■ AIM:
Filter this data down to the lines that hold "color", and copy them.
■ ■ ■ ■
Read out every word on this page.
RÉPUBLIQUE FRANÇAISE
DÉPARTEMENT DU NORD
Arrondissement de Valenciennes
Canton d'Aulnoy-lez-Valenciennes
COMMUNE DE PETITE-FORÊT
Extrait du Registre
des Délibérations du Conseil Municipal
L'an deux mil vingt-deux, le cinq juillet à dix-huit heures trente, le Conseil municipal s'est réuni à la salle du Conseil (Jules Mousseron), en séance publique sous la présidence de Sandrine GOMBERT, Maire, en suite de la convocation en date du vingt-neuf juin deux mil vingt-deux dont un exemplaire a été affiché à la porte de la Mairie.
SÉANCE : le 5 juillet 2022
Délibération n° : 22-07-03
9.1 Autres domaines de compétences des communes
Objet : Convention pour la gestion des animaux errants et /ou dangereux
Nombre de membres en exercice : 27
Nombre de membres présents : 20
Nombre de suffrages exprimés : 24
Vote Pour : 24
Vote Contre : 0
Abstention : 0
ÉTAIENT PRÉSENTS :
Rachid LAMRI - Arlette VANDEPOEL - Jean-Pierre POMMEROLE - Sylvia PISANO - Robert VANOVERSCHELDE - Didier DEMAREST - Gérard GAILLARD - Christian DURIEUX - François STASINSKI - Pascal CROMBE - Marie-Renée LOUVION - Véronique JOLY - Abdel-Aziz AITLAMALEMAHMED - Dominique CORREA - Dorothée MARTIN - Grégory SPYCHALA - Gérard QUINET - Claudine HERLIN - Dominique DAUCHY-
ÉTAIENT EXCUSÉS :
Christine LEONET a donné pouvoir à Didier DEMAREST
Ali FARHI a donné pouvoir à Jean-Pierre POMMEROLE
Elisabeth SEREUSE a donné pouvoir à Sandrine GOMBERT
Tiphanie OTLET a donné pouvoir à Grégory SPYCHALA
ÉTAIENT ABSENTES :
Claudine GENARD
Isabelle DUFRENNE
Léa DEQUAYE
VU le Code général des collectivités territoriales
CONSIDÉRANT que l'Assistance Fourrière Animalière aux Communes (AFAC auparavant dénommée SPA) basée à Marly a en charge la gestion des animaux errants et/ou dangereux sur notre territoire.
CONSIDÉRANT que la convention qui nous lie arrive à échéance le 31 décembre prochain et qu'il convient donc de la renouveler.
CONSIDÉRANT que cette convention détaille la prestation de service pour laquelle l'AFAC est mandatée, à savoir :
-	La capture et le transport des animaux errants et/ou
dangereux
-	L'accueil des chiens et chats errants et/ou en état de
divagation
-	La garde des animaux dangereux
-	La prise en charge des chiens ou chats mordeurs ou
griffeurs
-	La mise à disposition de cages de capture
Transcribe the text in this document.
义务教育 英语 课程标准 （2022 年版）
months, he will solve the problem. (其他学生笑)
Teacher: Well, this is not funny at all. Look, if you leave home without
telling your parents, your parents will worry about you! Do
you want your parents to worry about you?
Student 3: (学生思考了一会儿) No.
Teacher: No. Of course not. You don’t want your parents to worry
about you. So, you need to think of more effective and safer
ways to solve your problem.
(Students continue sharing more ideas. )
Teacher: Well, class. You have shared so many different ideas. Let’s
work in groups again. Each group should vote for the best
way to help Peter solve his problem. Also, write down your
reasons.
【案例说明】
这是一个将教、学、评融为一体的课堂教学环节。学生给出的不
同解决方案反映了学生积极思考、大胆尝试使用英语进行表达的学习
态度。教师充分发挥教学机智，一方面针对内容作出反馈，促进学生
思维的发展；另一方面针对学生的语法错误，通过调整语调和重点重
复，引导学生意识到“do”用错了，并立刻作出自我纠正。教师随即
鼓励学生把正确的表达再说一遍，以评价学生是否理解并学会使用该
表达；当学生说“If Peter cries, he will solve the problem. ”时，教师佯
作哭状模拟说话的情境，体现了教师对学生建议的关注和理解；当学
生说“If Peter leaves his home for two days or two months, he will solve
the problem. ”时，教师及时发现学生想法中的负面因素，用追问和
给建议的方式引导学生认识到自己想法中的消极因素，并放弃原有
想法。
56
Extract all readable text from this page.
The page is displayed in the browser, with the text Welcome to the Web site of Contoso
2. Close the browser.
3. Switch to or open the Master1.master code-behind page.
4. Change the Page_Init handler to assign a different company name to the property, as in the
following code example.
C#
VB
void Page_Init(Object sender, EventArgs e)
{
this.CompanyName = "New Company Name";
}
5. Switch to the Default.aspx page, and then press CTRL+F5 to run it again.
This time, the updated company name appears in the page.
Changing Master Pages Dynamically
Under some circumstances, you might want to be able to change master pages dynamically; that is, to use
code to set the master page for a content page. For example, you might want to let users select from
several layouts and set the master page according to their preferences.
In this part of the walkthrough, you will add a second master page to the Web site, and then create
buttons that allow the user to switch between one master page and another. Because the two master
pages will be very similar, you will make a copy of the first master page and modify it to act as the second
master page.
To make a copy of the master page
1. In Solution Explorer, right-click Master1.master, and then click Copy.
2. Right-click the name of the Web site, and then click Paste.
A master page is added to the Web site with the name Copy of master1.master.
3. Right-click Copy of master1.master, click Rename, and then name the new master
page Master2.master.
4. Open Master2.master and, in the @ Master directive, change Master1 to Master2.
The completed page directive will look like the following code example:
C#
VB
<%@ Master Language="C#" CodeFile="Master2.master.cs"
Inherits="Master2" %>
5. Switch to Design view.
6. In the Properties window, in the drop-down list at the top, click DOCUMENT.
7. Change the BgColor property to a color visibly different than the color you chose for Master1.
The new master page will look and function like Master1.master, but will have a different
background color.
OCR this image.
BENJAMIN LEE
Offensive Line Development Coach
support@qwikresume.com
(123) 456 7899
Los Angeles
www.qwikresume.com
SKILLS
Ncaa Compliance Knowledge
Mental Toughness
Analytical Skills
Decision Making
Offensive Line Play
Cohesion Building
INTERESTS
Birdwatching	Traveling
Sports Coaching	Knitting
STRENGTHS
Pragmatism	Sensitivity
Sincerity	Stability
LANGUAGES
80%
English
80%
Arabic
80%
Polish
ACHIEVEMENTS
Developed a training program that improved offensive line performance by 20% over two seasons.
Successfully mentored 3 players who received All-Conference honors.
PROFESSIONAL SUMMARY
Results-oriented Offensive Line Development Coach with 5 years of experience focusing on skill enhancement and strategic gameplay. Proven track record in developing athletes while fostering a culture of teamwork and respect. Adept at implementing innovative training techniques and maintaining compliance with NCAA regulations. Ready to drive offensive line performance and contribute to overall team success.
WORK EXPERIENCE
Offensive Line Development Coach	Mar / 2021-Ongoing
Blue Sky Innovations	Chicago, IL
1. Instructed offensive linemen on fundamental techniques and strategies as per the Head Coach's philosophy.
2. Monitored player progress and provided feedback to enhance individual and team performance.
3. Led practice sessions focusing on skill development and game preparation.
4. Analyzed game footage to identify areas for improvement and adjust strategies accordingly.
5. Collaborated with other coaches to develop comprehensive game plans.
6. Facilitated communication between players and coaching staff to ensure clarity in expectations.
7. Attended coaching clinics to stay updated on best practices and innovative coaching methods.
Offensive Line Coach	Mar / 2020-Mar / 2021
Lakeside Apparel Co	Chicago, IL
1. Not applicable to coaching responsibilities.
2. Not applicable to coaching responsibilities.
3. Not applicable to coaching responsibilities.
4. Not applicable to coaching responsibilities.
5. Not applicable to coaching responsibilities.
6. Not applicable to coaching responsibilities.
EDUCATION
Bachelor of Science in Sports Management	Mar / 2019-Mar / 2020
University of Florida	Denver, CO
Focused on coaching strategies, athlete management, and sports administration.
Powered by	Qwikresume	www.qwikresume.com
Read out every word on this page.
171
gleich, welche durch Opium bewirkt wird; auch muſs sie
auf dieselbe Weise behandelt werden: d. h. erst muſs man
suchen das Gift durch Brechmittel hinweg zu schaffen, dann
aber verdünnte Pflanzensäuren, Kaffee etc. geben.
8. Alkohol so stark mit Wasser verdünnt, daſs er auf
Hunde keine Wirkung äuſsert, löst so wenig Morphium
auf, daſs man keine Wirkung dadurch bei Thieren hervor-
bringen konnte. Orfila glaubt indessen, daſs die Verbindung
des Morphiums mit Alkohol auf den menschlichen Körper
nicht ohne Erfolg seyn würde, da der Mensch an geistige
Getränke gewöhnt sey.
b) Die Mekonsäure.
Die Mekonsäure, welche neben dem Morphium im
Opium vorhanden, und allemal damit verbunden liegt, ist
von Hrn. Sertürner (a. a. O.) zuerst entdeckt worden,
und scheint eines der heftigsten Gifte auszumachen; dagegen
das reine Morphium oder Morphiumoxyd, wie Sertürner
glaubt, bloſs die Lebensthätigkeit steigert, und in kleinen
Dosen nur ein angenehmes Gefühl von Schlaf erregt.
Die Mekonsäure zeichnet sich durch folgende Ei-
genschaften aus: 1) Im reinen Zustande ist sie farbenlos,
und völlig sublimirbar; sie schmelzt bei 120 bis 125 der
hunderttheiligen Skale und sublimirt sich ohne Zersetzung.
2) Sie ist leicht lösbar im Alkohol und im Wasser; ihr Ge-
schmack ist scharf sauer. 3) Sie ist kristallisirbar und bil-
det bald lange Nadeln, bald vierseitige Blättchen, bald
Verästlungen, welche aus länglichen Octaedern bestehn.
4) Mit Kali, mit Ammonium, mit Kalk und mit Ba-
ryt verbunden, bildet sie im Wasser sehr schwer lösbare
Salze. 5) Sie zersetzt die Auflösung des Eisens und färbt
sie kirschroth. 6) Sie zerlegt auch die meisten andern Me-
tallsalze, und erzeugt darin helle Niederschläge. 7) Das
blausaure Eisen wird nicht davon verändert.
■ ■ ■ ■
■ PROBLEM SOLUTION:
7. Change the BgColor property to a color visibly different than the color you chose for Master1.
background color.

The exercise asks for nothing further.